Task directions:
The records that follow are to be repeated exactly, without any pictures.

Data extracts:
--- --- ---
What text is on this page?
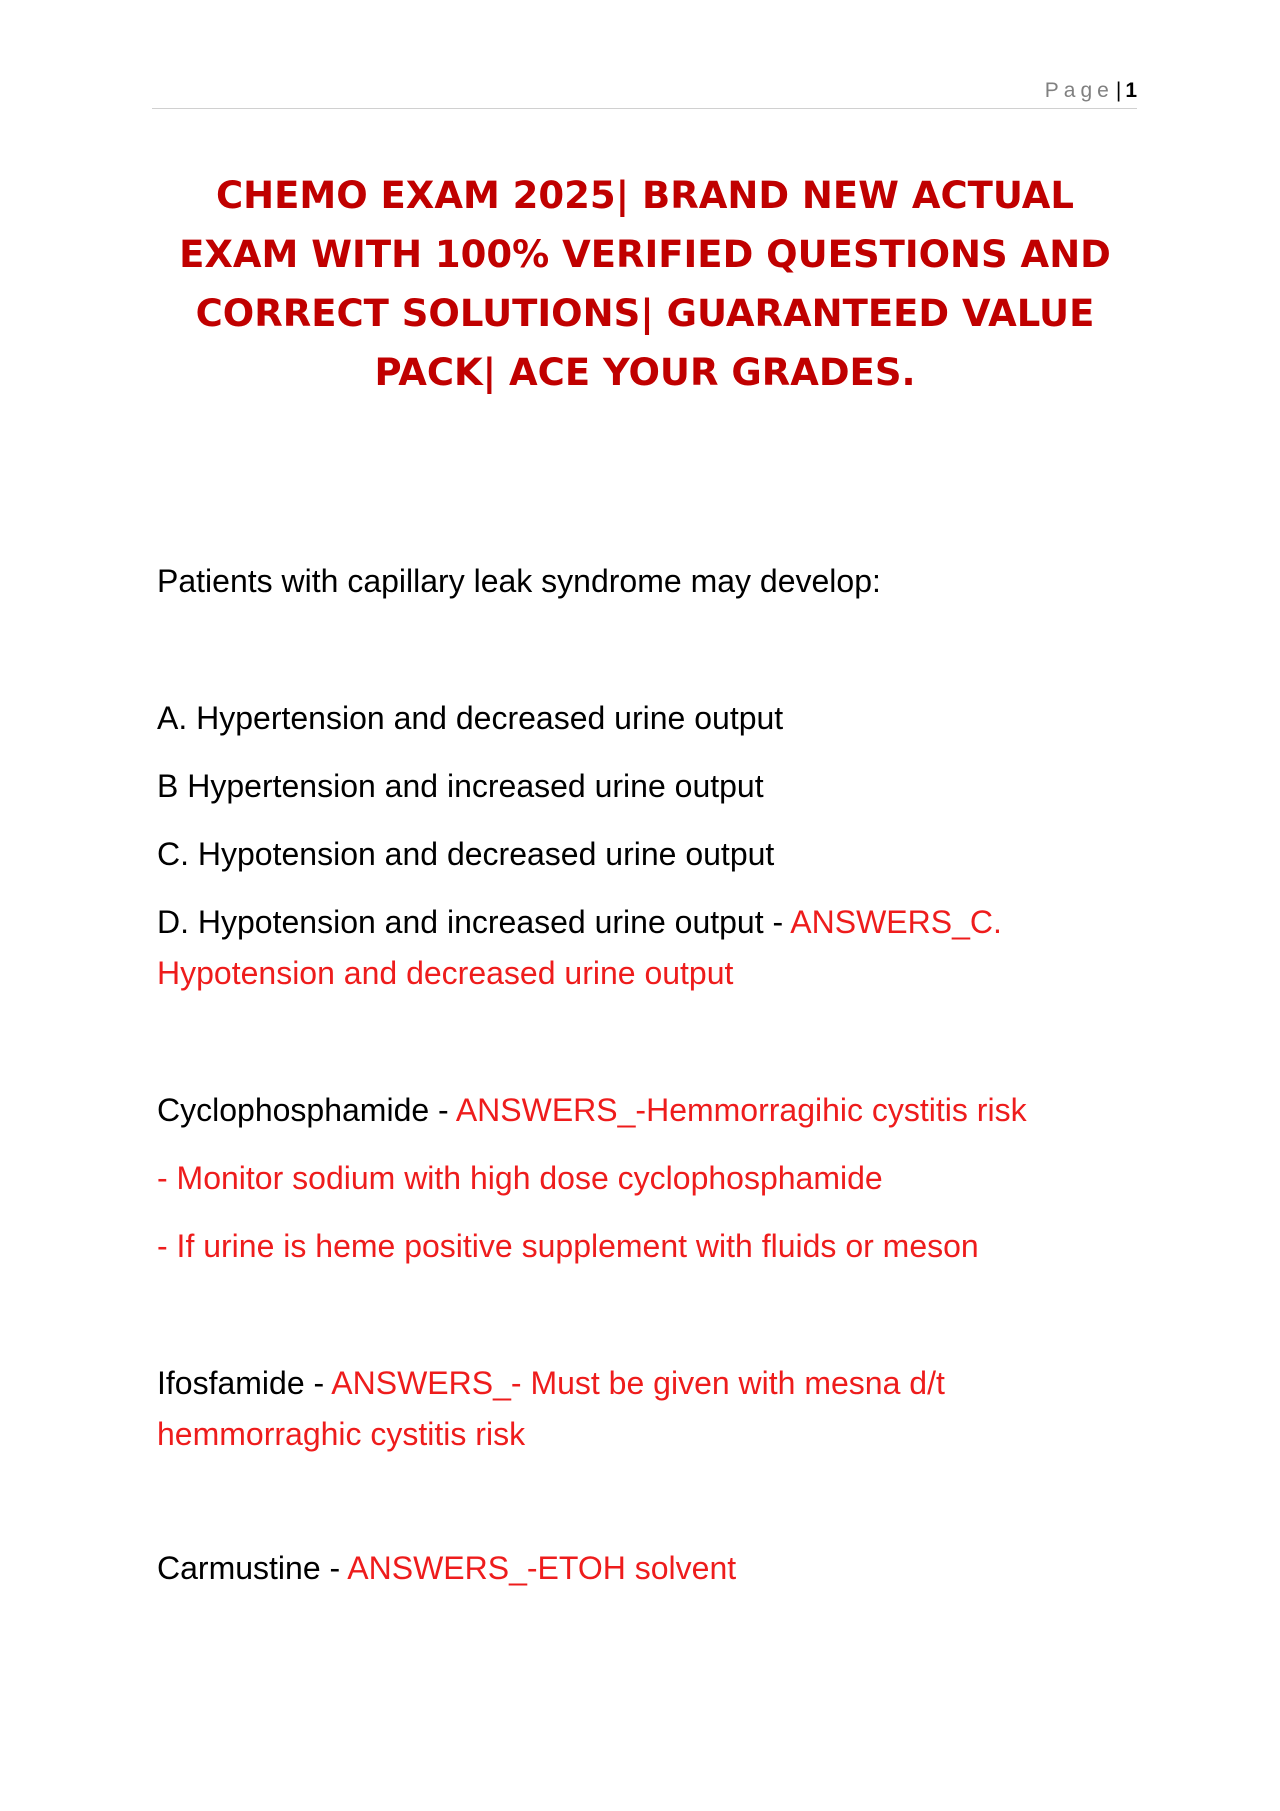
Page| 1
CHEMO EXAM 2025| BRAND NEW ACTUAL EXAM WITH 100% VERIFIED QUESTIONS AND CORRECT SOLUTIONS| GUARANTEED VALUE PACK| ACE YOUR GRADES.

Patients with capillary leak syndrome may develop:

A. Hypertension and decreased urine output

B Hypertension and increased urine output

C. Hypotension and decreased urine output

D. Hypotension and increased urine output - ANSWERS_C. Hypotension and decreased urine output

Cyclophosphamide - ANSWERS_-Hemmorragihic cystitis risk

- Monitor sodium with high dose cyclophosphamide

- If urine is heme positive supplement with fluids or meson

Ifosfamide - ANSWERS_- Must be given with mesna d/t hemmorraghic cystitis risk

Carmustine - ANSWERS_-ETOH solvent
--- --- ---
Answer space:
What text is on this page?
Page| 1
CHEMO EXAM 2025| BRAND NEW ACTUAL EXAM WITH 100% VERIFIED QUESTIONS AND CORRECT SOLUTIONS| GUARANTEED VALUE PACK| ACE YOUR GRADES.

Patients with capillary leak syndrome may develop:

A. Hypertension and decreased urine output

B Hypertension and increased urine output

C. Hypotension and decreased urine output

D. Hypotension and increased urine output - ANSWERS_C. Hypotension and decreased urine output

Cyclophosphamide - ANSWERS_-Hemmorragihic cystitis risk

- Monitor sodium with high dose cyclophosphamide

- If urine is heme positive supplement with fluids or meson

Ifosfamide - ANSWERS_- Must be given with mesna d/t hemmorraghic cystitis risk

Carmustine - ANSWERS_-ETOH solvent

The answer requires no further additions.